## What is asked
Take the data that follows and retype it word for word.

## Supplied records
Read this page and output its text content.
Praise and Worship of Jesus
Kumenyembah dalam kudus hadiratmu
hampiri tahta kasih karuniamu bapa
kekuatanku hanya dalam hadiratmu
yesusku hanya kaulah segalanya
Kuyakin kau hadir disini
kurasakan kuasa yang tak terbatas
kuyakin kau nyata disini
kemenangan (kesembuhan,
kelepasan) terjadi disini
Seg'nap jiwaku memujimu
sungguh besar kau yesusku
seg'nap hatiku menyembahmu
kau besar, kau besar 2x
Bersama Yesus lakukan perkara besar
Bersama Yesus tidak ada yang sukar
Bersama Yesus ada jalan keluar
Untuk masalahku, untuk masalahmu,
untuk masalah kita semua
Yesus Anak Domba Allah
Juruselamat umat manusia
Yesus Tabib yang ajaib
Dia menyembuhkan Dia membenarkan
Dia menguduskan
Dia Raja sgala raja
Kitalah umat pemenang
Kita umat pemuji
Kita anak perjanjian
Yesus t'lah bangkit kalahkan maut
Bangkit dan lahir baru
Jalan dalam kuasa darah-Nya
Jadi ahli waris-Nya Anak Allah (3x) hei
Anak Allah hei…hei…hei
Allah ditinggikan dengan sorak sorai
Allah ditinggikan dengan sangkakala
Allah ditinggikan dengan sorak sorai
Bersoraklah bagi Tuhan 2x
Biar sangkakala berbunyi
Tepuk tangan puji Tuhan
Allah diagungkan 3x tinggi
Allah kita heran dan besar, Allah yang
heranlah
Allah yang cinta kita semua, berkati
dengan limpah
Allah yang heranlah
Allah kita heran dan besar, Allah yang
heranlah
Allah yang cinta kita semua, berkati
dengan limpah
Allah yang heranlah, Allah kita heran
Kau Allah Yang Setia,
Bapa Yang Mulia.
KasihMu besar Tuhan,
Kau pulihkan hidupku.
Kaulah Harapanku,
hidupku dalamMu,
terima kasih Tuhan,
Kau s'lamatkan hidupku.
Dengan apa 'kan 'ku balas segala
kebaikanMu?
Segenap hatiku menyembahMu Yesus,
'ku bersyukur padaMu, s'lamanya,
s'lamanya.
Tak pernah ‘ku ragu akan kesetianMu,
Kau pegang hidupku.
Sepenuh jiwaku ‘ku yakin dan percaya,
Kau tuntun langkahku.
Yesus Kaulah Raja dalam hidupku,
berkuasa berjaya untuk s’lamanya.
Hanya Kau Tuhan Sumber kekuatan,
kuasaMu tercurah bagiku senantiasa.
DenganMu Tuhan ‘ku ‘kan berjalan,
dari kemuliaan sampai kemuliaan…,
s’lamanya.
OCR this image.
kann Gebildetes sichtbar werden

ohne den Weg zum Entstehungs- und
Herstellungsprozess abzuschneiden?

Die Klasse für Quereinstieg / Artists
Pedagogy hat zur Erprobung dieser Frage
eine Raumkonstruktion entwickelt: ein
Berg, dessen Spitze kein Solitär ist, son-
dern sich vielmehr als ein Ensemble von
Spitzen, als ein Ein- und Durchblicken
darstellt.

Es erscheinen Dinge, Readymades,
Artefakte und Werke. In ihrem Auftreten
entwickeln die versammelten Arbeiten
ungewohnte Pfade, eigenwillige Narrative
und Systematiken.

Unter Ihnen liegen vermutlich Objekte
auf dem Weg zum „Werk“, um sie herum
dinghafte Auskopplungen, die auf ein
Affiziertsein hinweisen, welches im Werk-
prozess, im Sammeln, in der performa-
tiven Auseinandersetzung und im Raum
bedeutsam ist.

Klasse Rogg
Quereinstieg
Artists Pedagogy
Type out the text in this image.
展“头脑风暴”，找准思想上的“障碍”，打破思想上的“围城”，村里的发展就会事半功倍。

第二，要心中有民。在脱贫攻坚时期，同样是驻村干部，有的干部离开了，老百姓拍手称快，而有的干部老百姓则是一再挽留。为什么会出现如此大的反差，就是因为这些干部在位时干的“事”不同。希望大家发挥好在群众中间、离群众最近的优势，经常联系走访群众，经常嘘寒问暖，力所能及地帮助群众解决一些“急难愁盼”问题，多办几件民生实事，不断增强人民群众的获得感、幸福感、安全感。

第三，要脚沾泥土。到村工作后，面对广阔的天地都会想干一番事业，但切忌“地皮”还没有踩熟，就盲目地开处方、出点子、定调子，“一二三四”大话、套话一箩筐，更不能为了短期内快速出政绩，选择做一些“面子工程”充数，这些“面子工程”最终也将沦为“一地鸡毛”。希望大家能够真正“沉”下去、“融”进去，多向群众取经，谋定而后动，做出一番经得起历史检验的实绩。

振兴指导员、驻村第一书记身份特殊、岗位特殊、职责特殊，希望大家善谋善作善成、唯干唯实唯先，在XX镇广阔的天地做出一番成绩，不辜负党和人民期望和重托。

## Task result
Read this page and output its text content.
Praise and Worship of Jesus
Kumenyembah dalam kudus hadiratmu
hampiri tahta kasih karuniamu bapa
kekuatanku hanya dalam hadiratmu
yesusku hanya kaulah segalanya
Kuyakin kau hadir disini
kurasakan kuasa yang tak terbatas
kuyakin kau nyata disini
kemenangan (kesembuhan,
kelepasan) terjadi disini
Seg'nap jiwaku memujimu
sungguh besar kau yesusku
seg'nap hatiku menyembahmu
kau besar, kau besar 2x
Bersama Yesus lakukan perkara besar
Bersama Yesus tidak ada yang sukar
Bersama Yesus ada jalan keluar
Untuk masalahku, untuk masalahmu,
untuk masalah kita semua
Yesus Anak Domba Allah
Juruselamat umat manusia
Yesus Tabib yang ajaib
Dia menyembuhkan Dia membenarkan
Dia menguduskan
Dia Raja sgala raja
Kitalah umat pemenang
Kita umat pemuji
Kita anak perjanjian
Yesus t'lah bangkit kalahkan maut
Bangkit dan lahir baru
Jalan dalam kuasa darah-Nya
Jadi ahli waris-Nya Anak Allah (3x) hei
Anak Allah hei…hei…hei
Allah ditinggikan dengan sorak sorai
Allah ditinggikan dengan sangkakala
Allah ditinggikan dengan sorak sorai
Bersoraklah bagi Tuhan 2x
Biar sangkakala berbunyi
Tepuk tangan puji Tuhan
Allah diagungkan 3x tinggi
Allah kita heran dan besar, Allah yang
heranlah
Allah yang cinta kita semua, berkati
dengan limpah
Allah yang heranlah
Allah kita heran dan besar, Allah yang
heranlah
Allah yang cinta kita semua, berkati
dengan limpah
Allah yang heranlah, Allah kita heran
Kau Allah Yang Setia,
Bapa Yang Mulia.
KasihMu besar Tuhan,
Kau pulihkan hidupku.
Kaulah Harapanku,
hidupku dalamMu,
terima kasih Tuhan,
Kau s'lamatkan hidupku.
Dengan apa 'kan 'ku balas segala
kebaikanMu?
Segenap hatiku menyembahMu Yesus,
'ku bersyukur padaMu, s'lamanya,
s'lamanya.
Tak pernah ‘ku ragu akan kesetianMu,
Kau pegang hidupku.
Sepenuh jiwaku ‘ku yakin dan percaya,
Kau tuntun langkahku.
Yesus Kaulah Raja dalam hidupku,
berkuasa berjaya untuk s’lamanya.
Hanya Kau Tuhan Sumber kekuatan,
kuasaMu tercurah bagiku senantiasa.
DenganMu Tuhan ‘ku ‘kan berjalan,
dari kemuliaan sampai kemuliaan…,
s’lamanya.
OCR this image.
kann Gebildetes sichtbar werden

ohne den Weg zum Entstehungs- und
Herstellungsprozess abzuschneiden?

Die Klasse für Quereinstieg / Artists
Pedagogy hat zur Erprobung dieser Frage
eine Raumkonstruktion entwickelt: ein
Berg, dessen Spitze kein Solitär ist, son-
dern sich vielmehr als ein Ensemble von
Spitzen, als ein Ein- und Durchblicken
darstellt.

Es erscheinen Dinge, Readymades,
Artefakte und Werke. In ihrem Auftreten
entwickeln die versammelten Arbeiten
ungewohnte Pfade, eigenwillige Narrative
und Systematiken.

Unter Ihnen liegen vermutlich Objekte
auf dem Weg zum „Werk“, um sie herum
dinghafte Auskopplungen, die auf ein
Affiziertsein hinweisen, welches im Werk-
prozess, im Sammeln, in der performa-
tiven Auseinandersetzung und im Raum
bedeutsam ist.

Klasse Rogg
Quereinstieg
Artists Pedagogy
Type out the text in this image.
展“头脑风暴”，找准思想上的“障碍”，打破思想上的“围城”，村里的发展就会事半功倍。

第二，要心中有民。在脱贫攻坚时期，同样是驻村干部，有的干部离开了，老百姓拍手称快，而有的干部老百姓则是一再挽留。为什么会出现如此大的反差，就是因为这些干部在位时干的“事”不同。希望大家发挥好在群众中间、离群众最近的优势，经常联系走访群众，经常嘘寒问暖，力所能及地帮助群众解决一些“急难愁盼”问题，多办几件民生实事，不断增强人民群众的获得感、幸福感、安全感。

第三，要脚沾泥土。到村工作后，面对广阔的天地都会想干一番事业，但切忌“地皮”还没有踩熟，就盲目地开处方、出点子、定调子，“一二三四”大话、套话一箩筐，更不能为了短期内快速出政绩，选择做一些“面子工程”充数，这些“面子工程”最终也将沦为“一地鸡毛”。希望大家能够真正“沉”下去、“融”进去，多向群众取经，谋定而后动，做出一番经得起历史检验的实绩。

振兴指导员、驻村第一书记身份特殊、岗位特殊、职责特殊，希望大家善谋善作善成、唯干唯实唯先，在XX镇广阔的天地做出一番成绩，不辜负党和人民期望和重托。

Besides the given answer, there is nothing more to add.